start Material provided
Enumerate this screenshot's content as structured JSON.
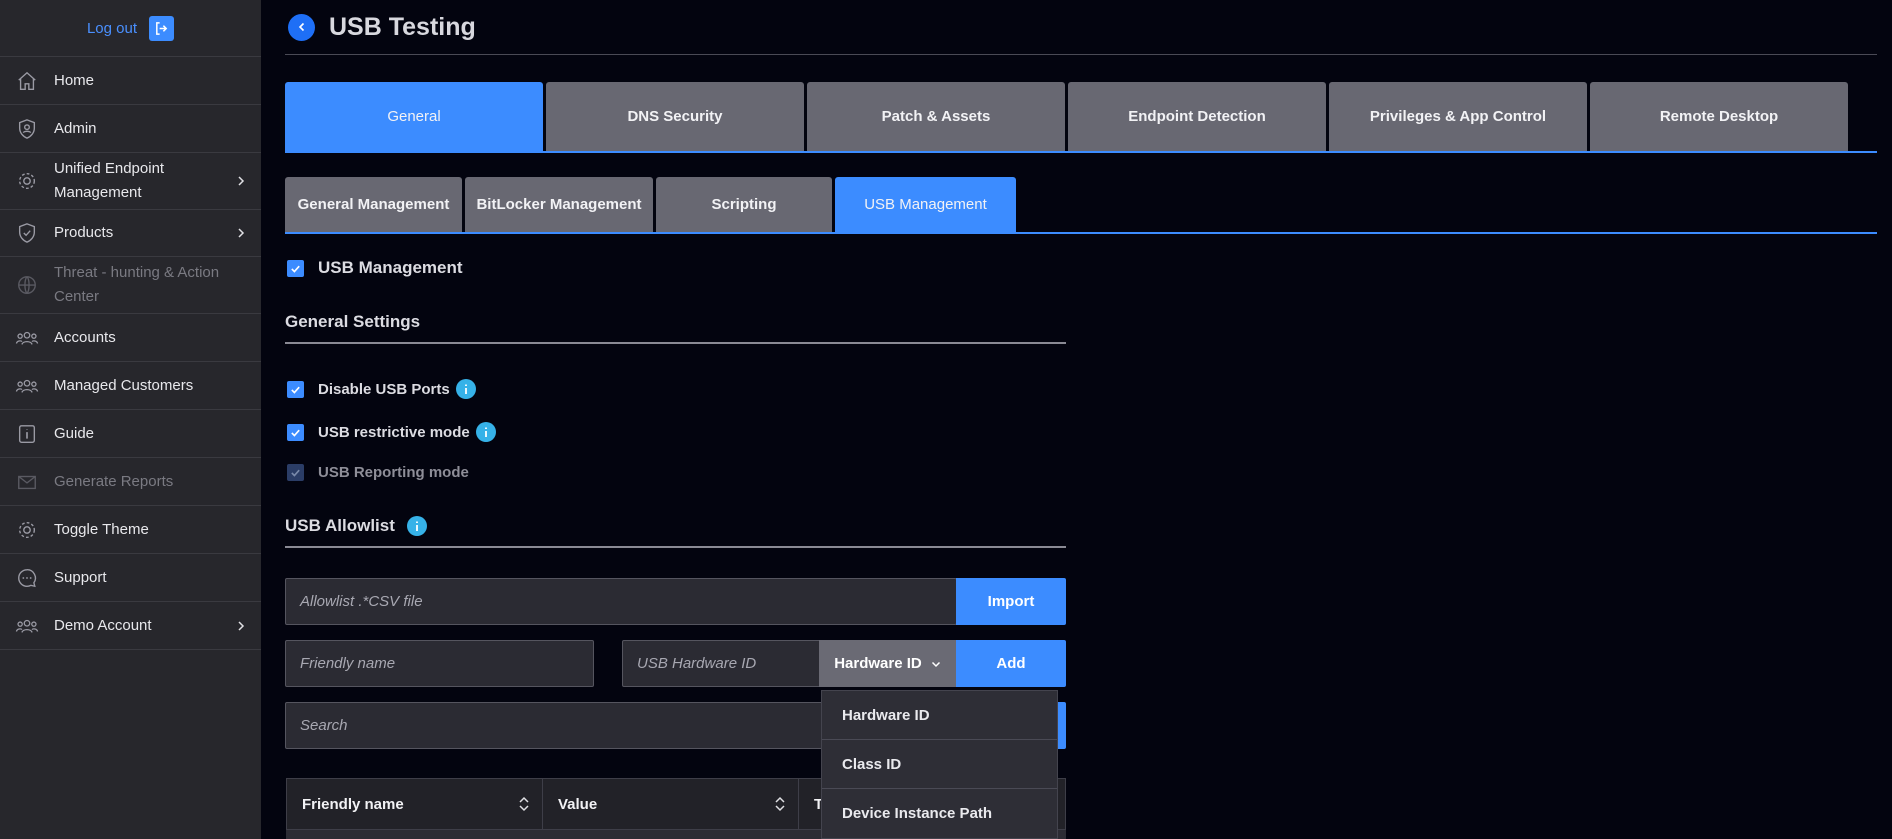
{
  "sidebar": {
    "logout_label": "Log out",
    "items": [
      {
        "label": "Home",
        "icon": "home-icon",
        "disabled": false,
        "chevron": false
      },
      {
        "label": "Admin",
        "icon": "user-shield-icon",
        "disabled": false,
        "chevron": false
      },
      {
        "label": "Unified Endpoint Management",
        "icon": "gear-icon",
        "disabled": false,
        "chevron": true
      },
      {
        "label": "Products",
        "icon": "shield-icon",
        "disabled": false,
        "chevron": true
      },
      {
        "label": "Threat - hunting & Action Center",
        "icon": "globe-icon",
        "disabled": true,
        "chevron": false
      },
      {
        "label": "Accounts",
        "icon": "users-icon",
        "disabled": false,
        "chevron": false
      },
      {
        "label": "Managed Customers",
        "icon": "users-icon",
        "disabled": false,
        "chevron": false
      },
      {
        "label": "Guide",
        "icon": "info-box-icon",
        "disabled": false,
        "chevron": false
      },
      {
        "label": "Generate Reports",
        "icon": "mail-icon",
        "disabled": true,
        "chevron": false
      },
      {
        "label": "Toggle Theme",
        "icon": "gear-icon",
        "disabled": false,
        "chevron": false
      },
      {
        "label": "Support",
        "icon": "chat-icon",
        "disabled": false,
        "chevron": false
      },
      {
        "label": "Demo Account",
        "icon": "users-icon",
        "disabled": false,
        "chevron": true
      }
    ]
  },
  "header": {
    "title": "USB Testing"
  },
  "top_tabs": [
    {
      "label": "General",
      "active": true
    },
    {
      "label": "DNS Security",
      "active": false
    },
    {
      "label": "Patch & Assets",
      "active": false
    },
    {
      "label": "Endpoint Detection",
      "active": false
    },
    {
      "label": "Privileges & App Control",
      "active": false
    },
    {
      "label": "Remote Desktop",
      "active": false
    }
  ],
  "sub_tabs": [
    {
      "label": "General Management",
      "active": false
    },
    {
      "label": "BitLocker Management",
      "active": false
    },
    {
      "label": "Scripting",
      "active": false
    },
    {
      "label": "USB Management",
      "active": true
    }
  ],
  "usb_management": {
    "label": "USB Management",
    "checked": true
  },
  "general_settings": {
    "title": "General Settings",
    "options": [
      {
        "label": "Disable USB Ports",
        "checked": true,
        "info": true,
        "disabled": false
      },
      {
        "label": "USB restrictive mode",
        "checked": true,
        "info": true,
        "disabled": false
      },
      {
        "label": "USB Reporting mode",
        "checked": true,
        "info": false,
        "disabled": true
      }
    ]
  },
  "allowlist": {
    "title": "USB Allowlist",
    "file_placeholder": "Allowlist .*CSV file",
    "import_label": "Import",
    "friendly_name_placeholder": "Friendly name",
    "hardware_id_placeholder": "USB Hardware ID",
    "type_selected": "Hardware ID",
    "add_label": "Add",
    "search_placeholder": "Search",
    "dropdown_options": [
      "Hardware ID",
      "Class ID",
      "Device Instance Path"
    ],
    "columns": [
      "Friendly name",
      "Value",
      "T"
    ]
  },
  "colors": {
    "accent": "#3c8cff",
    "info": "#36b2e8",
    "sidebar": "#27272c",
    "background": "#03040f"
  }
}
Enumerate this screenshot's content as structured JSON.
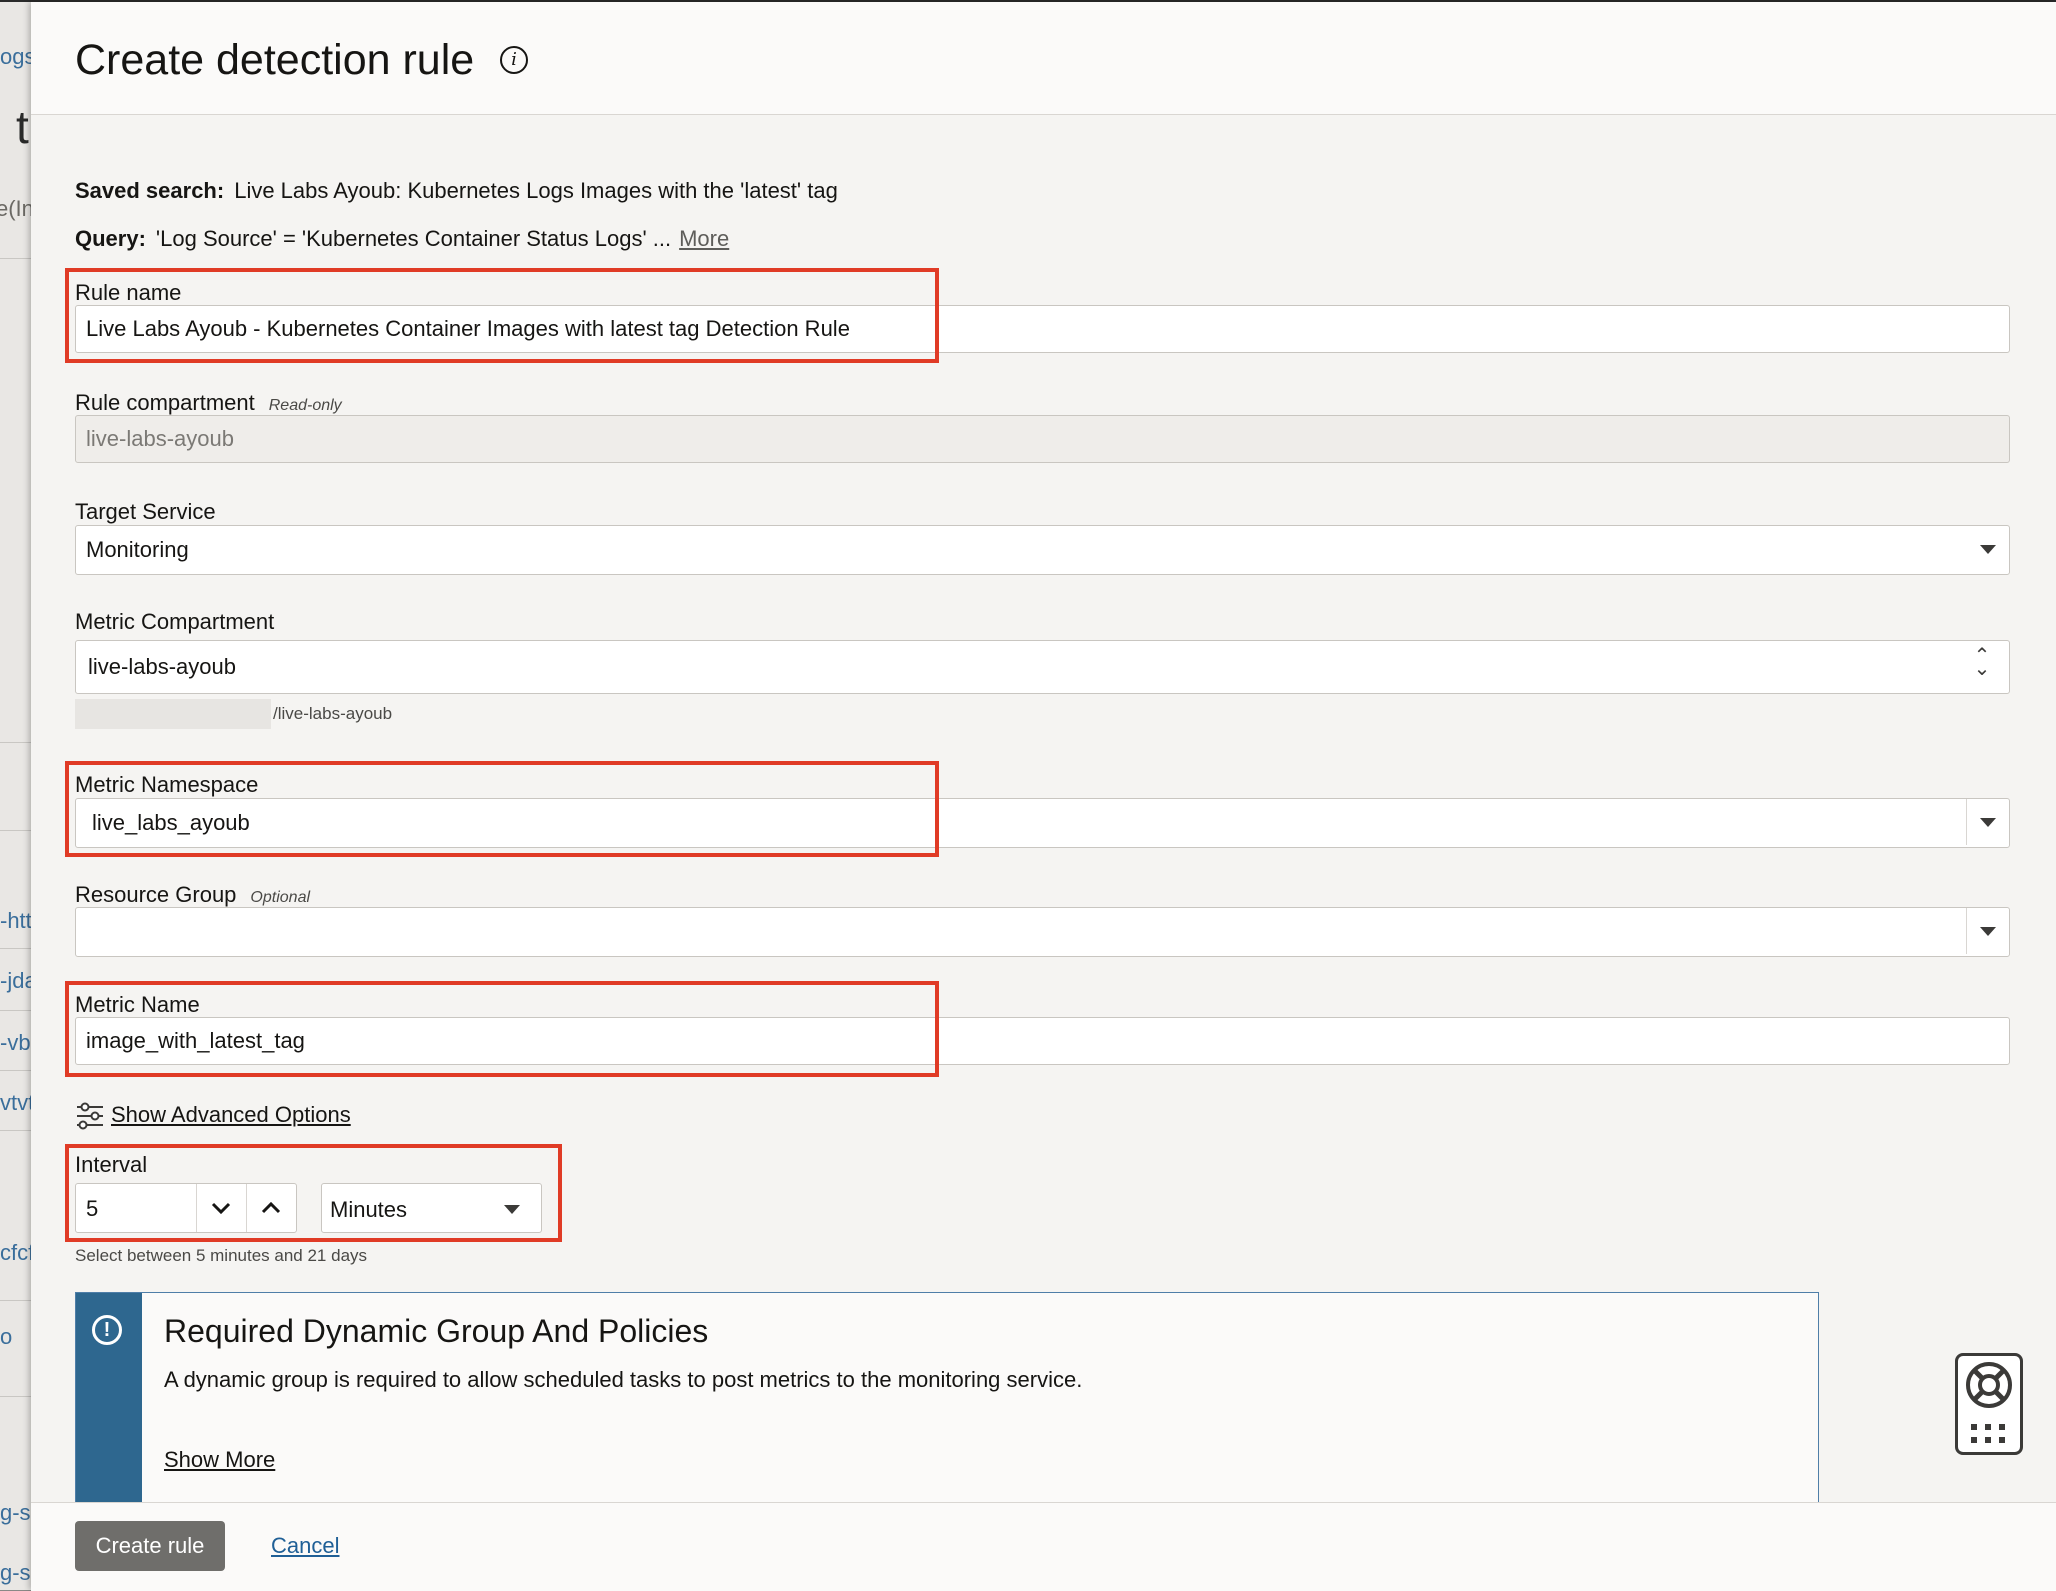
{
  "background_fragments": [
    "ogs",
    "t",
    "e(In",
    "-htt",
    "-jda",
    "-vb",
    "vtvt",
    "cfcf",
    "o",
    "g-s",
    "g-s"
  ],
  "dialog": {
    "title": "Create detection rule",
    "info_icon": "info-icon",
    "saved_search": {
      "label": "Saved search:",
      "value": "Live Labs Ayoub: Kubernetes Logs Images with the 'latest' tag"
    },
    "query": {
      "label": "Query:",
      "value": "'Log Source' = 'Kubernetes Container Status Logs' ...",
      "more_link": "More"
    },
    "rule_name": {
      "label": "Rule name",
      "value": "Live Labs Ayoub - Kubernetes Container Images with latest tag Detection Rule"
    },
    "rule_compartment": {
      "label": "Rule compartment",
      "hint": "Read-only",
      "value": "live-labs-ayoub"
    },
    "target_service": {
      "label": "Target Service",
      "value": "Monitoring"
    },
    "metric_compartment": {
      "label": "Metric Compartment",
      "value": "live-labs-ayoub",
      "path_suffix": "/live-labs-ayoub"
    },
    "metric_namespace": {
      "label": "Metric Namespace",
      "value": "live_labs_ayoub"
    },
    "resource_group": {
      "label": "Resource Group",
      "hint": "Optional",
      "value": ""
    },
    "metric_name": {
      "label": "Metric Name",
      "value": "image_with_latest_tag"
    },
    "advanced_options": {
      "label": "Show Advanced Options",
      "icon": "sliders-icon"
    },
    "interval": {
      "label": "Interval",
      "value": "5",
      "unit": "Minutes",
      "helper": "Select between 5 minutes and 21 days"
    },
    "notice": {
      "title": "Required Dynamic Group And Policies",
      "text": "A dynamic group is required to allow scheduled tasks to post metrics to the monitoring service.",
      "link": "Show More",
      "icon": "exclamation-circle-icon"
    },
    "footer": {
      "create_label": "Create rule",
      "cancel_label": "Cancel"
    }
  },
  "colors": {
    "highlight": "#e03b26",
    "notice_band": "#2e678f",
    "primary_button": "#6f6e6b",
    "link": "#1f5f96"
  },
  "help_widget": {
    "icon": "lifebuoy-icon",
    "grid_icon": "grid-dots-icon"
  }
}
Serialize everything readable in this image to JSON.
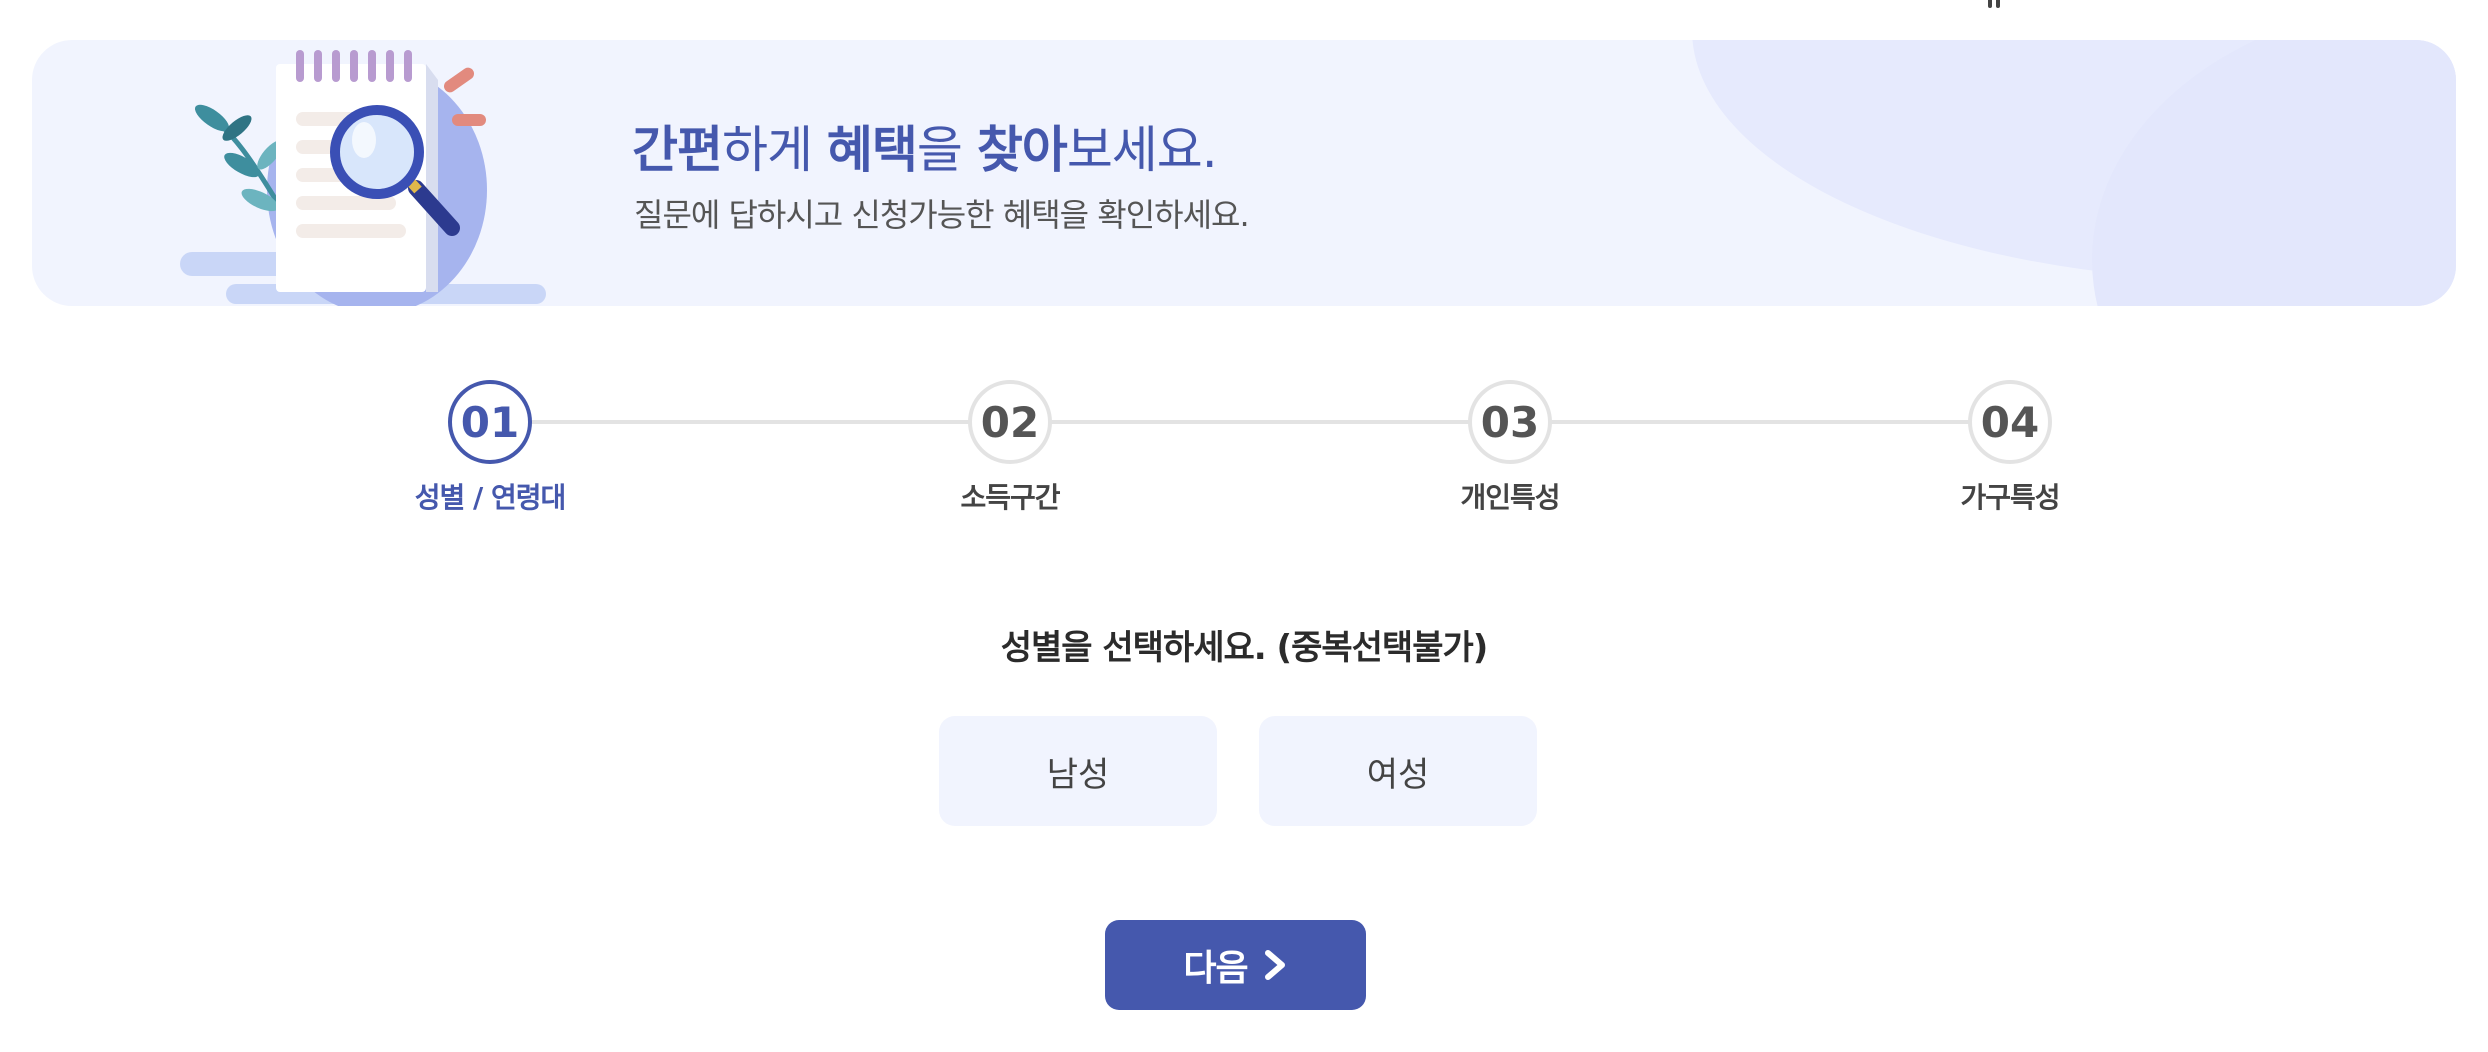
end Material provided
*Exercise prompt*
Using the listing above, show every line that includes the string "Container".

*In response*
      "value": "'Log Source' = 'Kubernetes Container Status Logs' ...",
      "value": "Live Labs Ayoub - Kubernetes Container Images with latest tag Detection Rule"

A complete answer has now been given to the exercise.